### Directions
Go through the records and copy each line where the word "JSON" occurs.

### Dataset content
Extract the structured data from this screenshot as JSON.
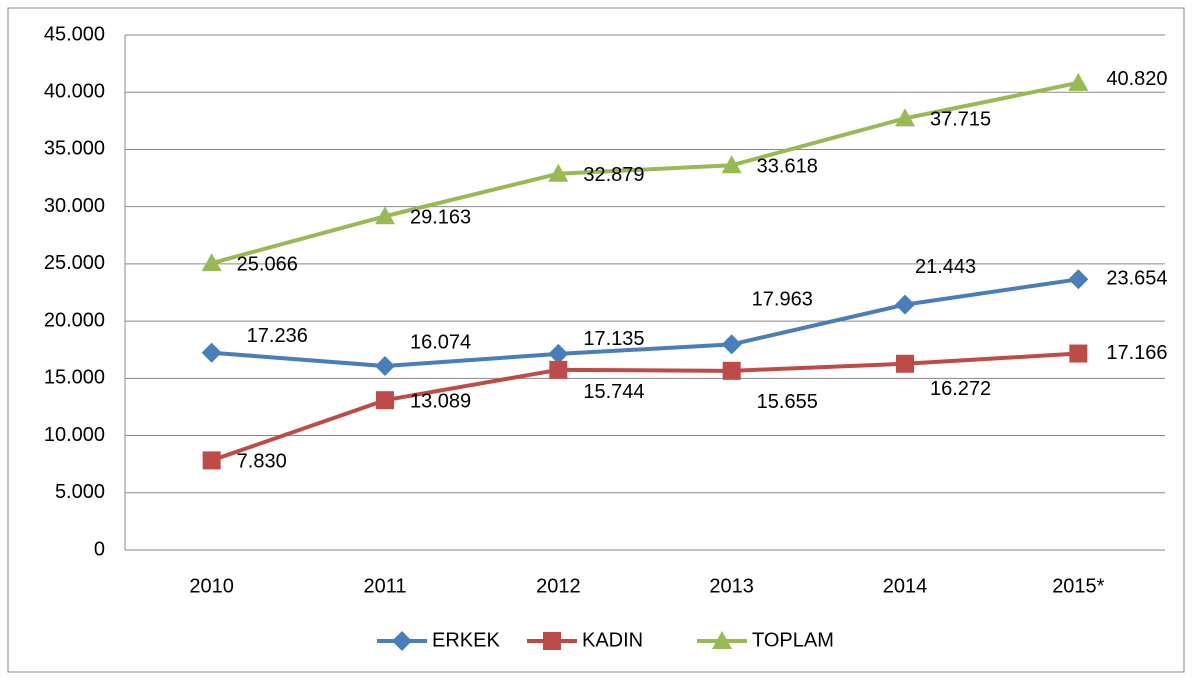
{
  "chart_data": {
    "type": "line",
    "categories": [
      "2010",
      "2011",
      "2012",
      "2013",
      "2014",
      "2015*"
    ],
    "series": [
      {
        "name": "ERKEK",
        "color": "#4a7ebb",
        "values": [
          17236,
          16074,
          17135,
          17963,
          21443,
          23654
        ],
        "value_labels": [
          "17.236",
          "16.074",
          "17.135",
          "17.963",
          "21.443",
          "23.654"
        ]
      },
      {
        "name": "KADIN",
        "color": "#be4b48",
        "values": [
          7830,
          13089,
          15744,
          15655,
          16272,
          17166
        ],
        "value_labels": [
          "7.830",
          "13.089",
          "15.744",
          "15.655",
          "16.272",
          "17.166"
        ]
      },
      {
        "name": "TOPLAM",
        "color": "#98b954",
        "values": [
          25066,
          29163,
          32879,
          33618,
          37715,
          40820
        ],
        "value_labels": [
          "25.066",
          "29.163",
          "32.879",
          "33.618",
          "37.715",
          "40.820"
        ]
      }
    ],
    "ylim": [
      0,
      45000
    ],
    "yticks": [
      0,
      {
        "value": 5000,
        "label": "5.000"
      },
      {
        "value": 10000,
        "label": "10.000"
      },
      {
        "value": 15000,
        "label": "15.000"
      },
      {
        "value": 20000,
        "label": "20.000"
      },
      {
        "value": 25000,
        "label": "25.000"
      },
      {
        "value": 30000,
        "label": "30.000"
      },
      {
        "value": 35000,
        "label": "35.000"
      },
      {
        "value": 40000,
        "label": "40.000"
      },
      {
        "value": 45000,
        "label": "45.000"
      }
    ],
    "grid": true,
    "legend": "bottom"
  }
}
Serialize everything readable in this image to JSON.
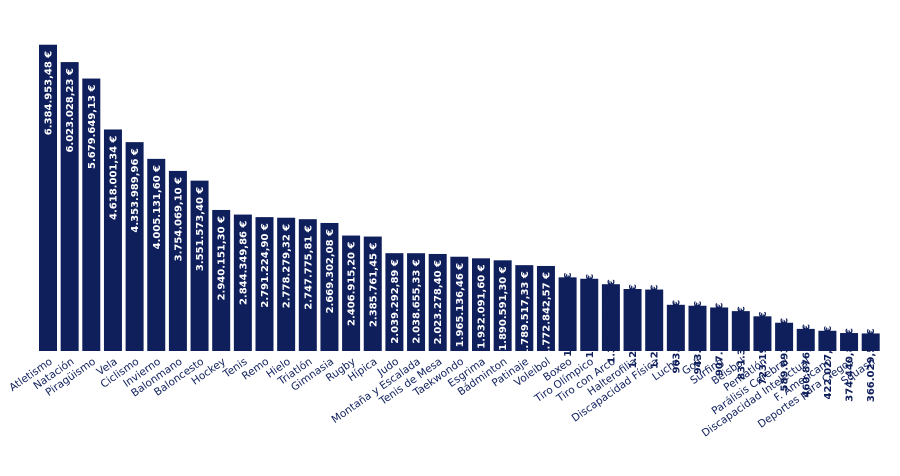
{
  "chart_data": {
    "type": "bar",
    "title": "",
    "xlabel": "",
    "ylabel": "",
    "ylim": [
      0,
      6400000
    ],
    "grid": false,
    "legend": "none",
    "bar_color": "#0f1f5c",
    "label_color_inside": "#ffffff",
    "label_color_outside": "#0f1f5c",
    "categories": [
      "Atletismo",
      "Natación",
      "Piragüismo",
      "Vela",
      "Ciclismo",
      "Invierno",
      "Balonmano",
      "Baloncesto",
      "Hockey",
      "Tenis",
      "Remo",
      "Hielo",
      "Triatlón",
      "Gimnasia",
      "Rugby",
      "Hípica",
      "Judo",
      "Montaña y Escalada",
      "Tenis de Mesa",
      "Taekwondo",
      "Esgrima",
      "Bádminton",
      "Patinaje",
      "Voleibol",
      "Boxeo",
      "Tiro Olímpico",
      "Tiro con Arco",
      "Halterofilia",
      "Discapacidad Física",
      "Lucha",
      "Golf",
      "Surfing",
      "Béisbol",
      "Pentatlón",
      "Parálisis Cerebral",
      "Discapacidad Intelectual",
      "F. Americano",
      "Deportes para Ciegos",
      "Squash"
    ],
    "values": [
      6384953.48,
      6023028.23,
      5679649.13,
      4618001.34,
      4353989.96,
      4005131.6,
      3754069.1,
      3551573.4,
      2940151.3,
      2844349.86,
      2791224.9,
      2778279.32,
      2747775.81,
      2669302.08,
      2406915.2,
      2385761.45,
      2039292.89,
      2038655.33,
      2023278.4,
      1965136.46,
      1932091.6,
      1890591.3,
      1789517.33,
      1772842.57,
      1535424.24,
      1505714.51,
      1392432.42,
      1292240.25,
      1281106.54,
      963059.32,
      943787.25,
      907171.54,
      831390.33,
      723195.5,
      589093.43,
      460876.07,
      422027.1,
      374440.84,
      366029.59
    ],
    "data_labels": [
      "6.384.953,48 €",
      "6.023.028,23 €",
      "5.679.649,13 €",
      "4.618.001,34 €",
      "4.353.989,96 €",
      "4.005.131,60 €",
      "3.754.069,10 €",
      "3.551.573,40 €",
      "2.940.151,30 €",
      "2.844.349,86 €",
      "2.791.224,90 €",
      "2.778.279,32 €",
      "2.747.775,81 €",
      "2.669.302,08 €",
      "2.406.915,20 €",
      "2.385.761,45 €",
      "2.039.292,89 €",
      "2.038.655,33 €",
      "2.023.278,40 €",
      "1.965.136,46 €",
      "1.932.091,60 €",
      "1.890.591,30 €",
      "1.789.517,33 €",
      "1.772.842,57 €",
      "1.535.424,24 €",
      "1.505.714,51 €",
      "1.392.432,42 €",
      "1.292.240,25 €",
      "1.281.106,54 €",
      "963.059,32 €",
      "943.787,25 €",
      "907.171,54 €",
      "831.390,33 €",
      "723.195,50 €",
      "589.093,43 €",
      "460.876,07 €",
      "422.027,10 €",
      "374.440,84 €",
      "366.029,59 €"
    ],
    "labels_inside_count": 24
  }
}
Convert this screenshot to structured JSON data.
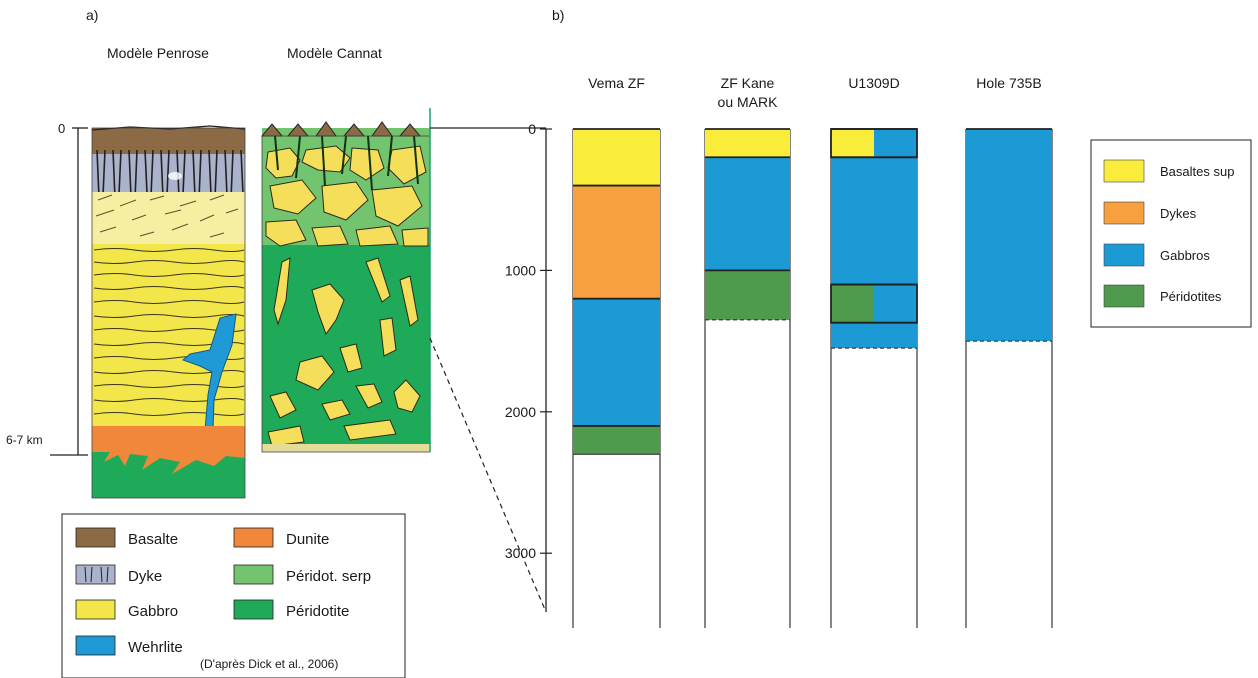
{
  "panel_a": {
    "label": "a)",
    "model_penrose": "Modèle Penrose",
    "model_cannat": "Modèle Cannat",
    "depth_top": "0",
    "depth_bottom": "6-7 km",
    "legend": [
      {
        "key": "basalte",
        "label": "Basalte",
        "color": "#8c6a45"
      },
      {
        "key": "dyke",
        "label": "Dyke",
        "color": "#aab2cc"
      },
      {
        "key": "gabbro",
        "label": "Gabbro",
        "color": "#f2e64a"
      },
      {
        "key": "wehrlite",
        "label": "Wehrlite",
        "color": "#1f9ad6"
      },
      {
        "key": "dunite",
        "label": "Dunite",
        "color": "#f0873a"
      },
      {
        "key": "peridot_serp",
        "label": "Péridot. serp",
        "color": "#73c46e"
      },
      {
        "key": "peridotite",
        "label": "Péridotite",
        "color": "#1faa5a"
      }
    ],
    "credit": "(D'après Dick et al., 2006)"
  },
  "panel_b": {
    "label": "b)",
    "columns": [
      {
        "name_lines": [
          "Vema ZF"
        ]
      },
      {
        "name_lines": [
          "ZF Kane",
          "ou MARK"
        ]
      },
      {
        "name_lines": [
          "U1309D"
        ]
      },
      {
        "name_lines": [
          "Hole 735B"
        ]
      }
    ],
    "depth_ticks": [
      "0",
      "1000",
      "2000",
      "3000"
    ],
    "legend": [
      {
        "key": "basaltes",
        "label": "Basaltes sup",
        "color": "#f9ec3b"
      },
      {
        "key": "dykes",
        "label": "Dykes",
        "color": "#f6a040"
      },
      {
        "key": "gabbros",
        "label": "Gabbros",
        "color": "#1c9ad6"
      },
      {
        "key": "peridotites",
        "label": "Péridotites",
        "color": "#4f9a4d"
      }
    ]
  },
  "chart_data": {
    "type": "stacked-column",
    "y_unit": "depth",
    "ylim": [
      0,
      3500
    ],
    "columns": [
      {
        "name": "Vema ZF",
        "segments": [
          {
            "lith": "basaltes",
            "from": 0,
            "to": 400
          },
          {
            "lith": "dykes",
            "from": 400,
            "to": 1200
          },
          {
            "lith": "gabbros",
            "from": 1200,
            "to": 2100
          },
          {
            "lith": "peridotites",
            "from": 2100,
            "to": 2300
          }
        ]
      },
      {
        "name": "ZF Kane ou MARK",
        "segments": [
          {
            "lith": "basaltes",
            "from": 0,
            "to": 200
          },
          {
            "lith": "gabbros",
            "from": 200,
            "to": 1000
          },
          {
            "lith": "peridotites",
            "from": 1000,
            "to": 1350
          }
        ]
      },
      {
        "name": "U1309D",
        "segments": [
          {
            "lith": "basaltes",
            "from": 0,
            "to": 200,
            "share": 0.5
          },
          {
            "lith": "gabbros",
            "from": 0,
            "to": 200,
            "share": 0.5,
            "offset": 0.5
          },
          {
            "lith": "gabbros",
            "from": 200,
            "to": 1100
          },
          {
            "lith": "peridotites",
            "from": 1100,
            "to": 1370,
            "share": 0.5
          },
          {
            "lith": "gabbros",
            "from": 1100,
            "to": 1370,
            "share": 0.5,
            "offset": 0.5
          },
          {
            "lith": "gabbros",
            "from": 1370,
            "to": 1550
          }
        ]
      },
      {
        "name": "Hole 735B",
        "segments": [
          {
            "lith": "gabbros",
            "from": 0,
            "to": 1500
          }
        ]
      }
    ]
  }
}
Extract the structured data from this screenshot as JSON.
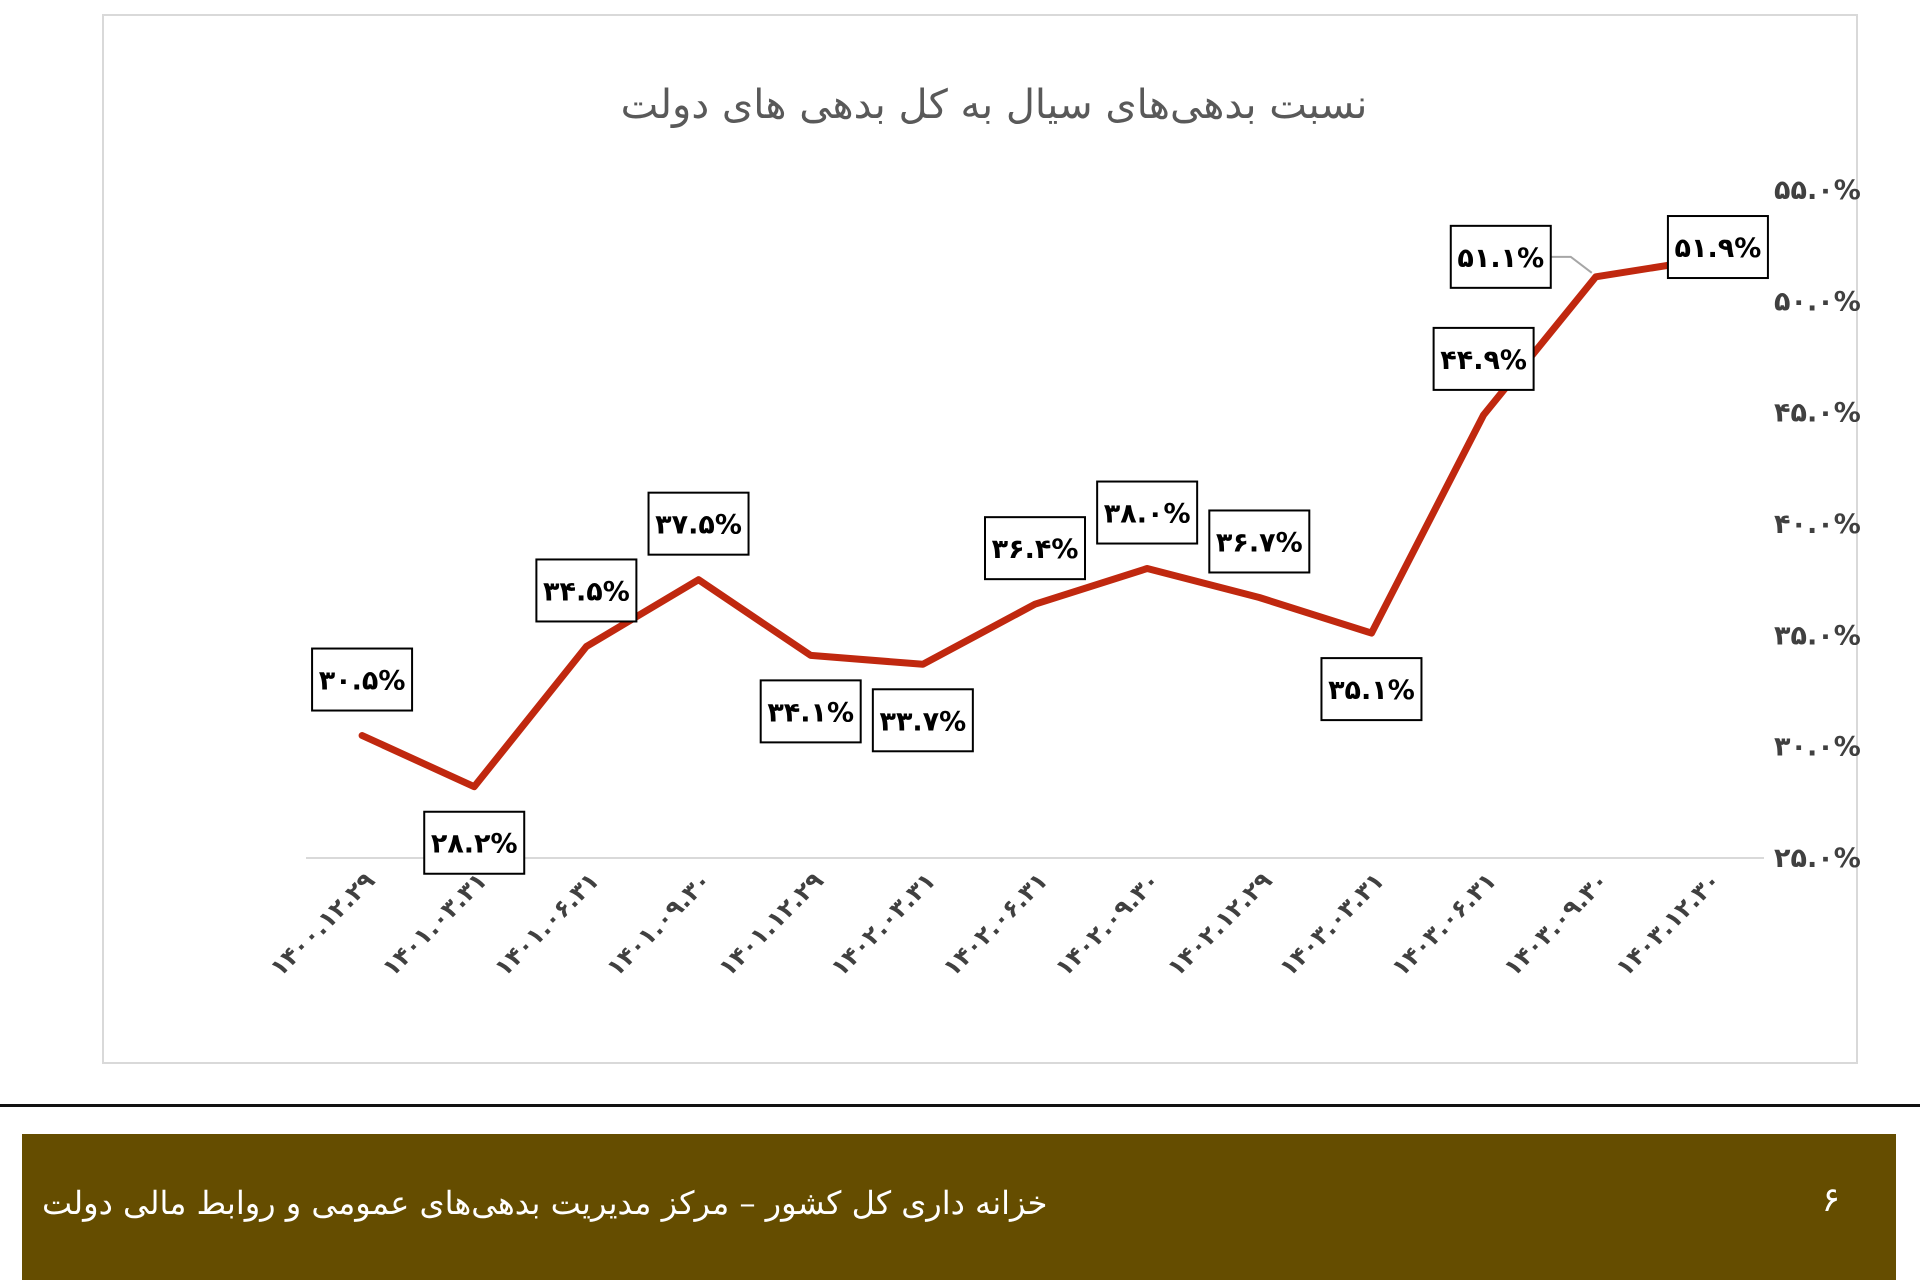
{
  "chart_data": {
    "type": "line",
    "title": "نسبت بدهی‌های سیال به کل بدهی های دولت",
    "categories": [
      "۱۴۰۰.۱۲.۲۹",
      "۱۴۰۱.۰۳.۳۱",
      "۱۴۰۱.۰۶.۳۱",
      "۱۴۰۱.۰۹.۳۰",
      "۱۴۰۱.۱۲.۲۹",
      "۱۴۰۲.۰۳.۳۱",
      "۱۴۰۲.۰۶.۳۱",
      "۱۴۰۲.۰۹.۳۰",
      "۱۴۰۲.۱۲.۲۹",
      "۱۴۰۳.۰۳.۳۱",
      "۱۴۰۳.۰۶.۳۱",
      "۱۴۰۳.۰۹.۳۰",
      "۱۴۰۳.۱۲.۳۰"
    ],
    "values": [
      30.5,
      28.2,
      34.5,
      37.5,
      34.1,
      33.7,
      36.4,
      38.0,
      36.7,
      35.1,
      44.9,
      51.1,
      51.9
    ],
    "data_labels": [
      "۳۰.۵%",
      "۲۸.۲%",
      "۳۴.۵%",
      "۳۷.۵%",
      "۳۴.۱%",
      "۳۳.۷%",
      "۳۶.۴%",
      "۳۸.۰%",
      "۳۶.۷%",
      "۳۵.۱%",
      "۴۴.۹%",
      "۵۱.۱%",
      "۵۱.۹%"
    ],
    "ylim": [
      25,
      55
    ],
    "y_ticks": [
      25,
      30,
      35,
      40,
      45,
      50,
      55
    ],
    "y_tick_labels": [
      "۲۵.۰%",
      "۳۰.۰%",
      "۳۵.۰%",
      "۴۰.۰%",
      "۴۵.۰%",
      "۵۰.۰%",
      "۵۵.۰%"
    ],
    "y_axis_side": "right",
    "grid": false,
    "legend": "none",
    "line_color": "#c0280f"
  },
  "footer": {
    "text": "خزانه داری کل کشور – مرکز مدیریت بدهی‌های عمومی و روابط مالی دولت",
    "page_number": "۶",
    "background": "#654d00"
  }
}
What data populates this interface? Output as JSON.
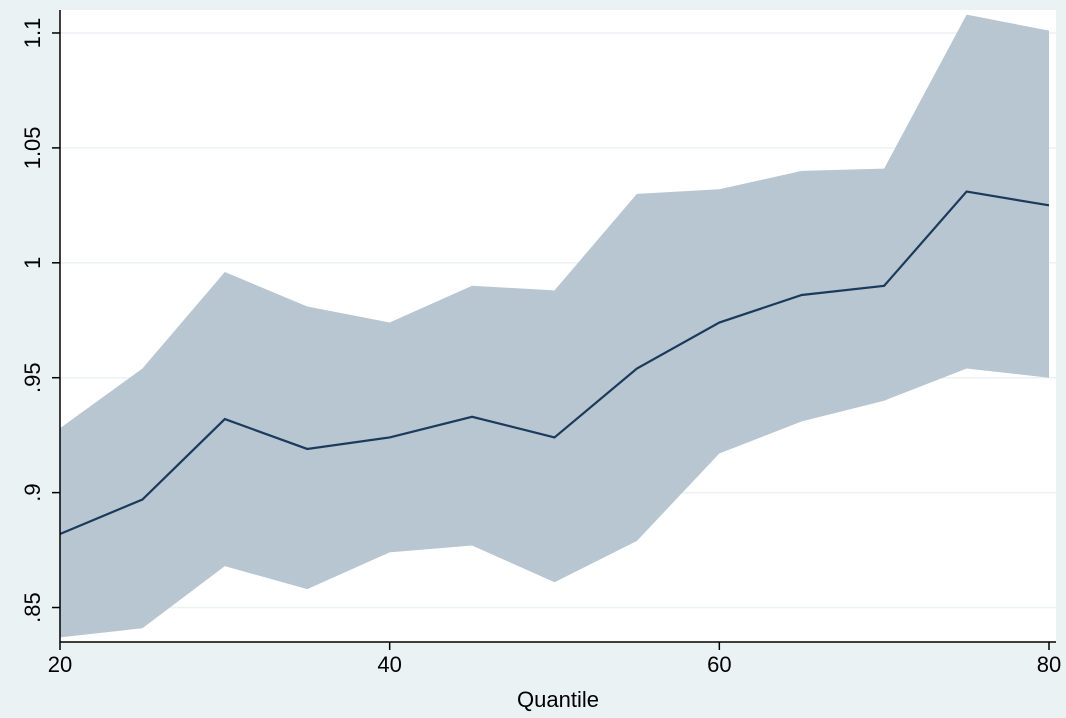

### Finished task
Extract the structured data from this screenshot as JSON.
Serialize everything readable in this image to JSON.
Convert this screenshot to structured JSON data.
Extract the structured data from this screenshot as JSON.
What data populates this interface? Output as JSON.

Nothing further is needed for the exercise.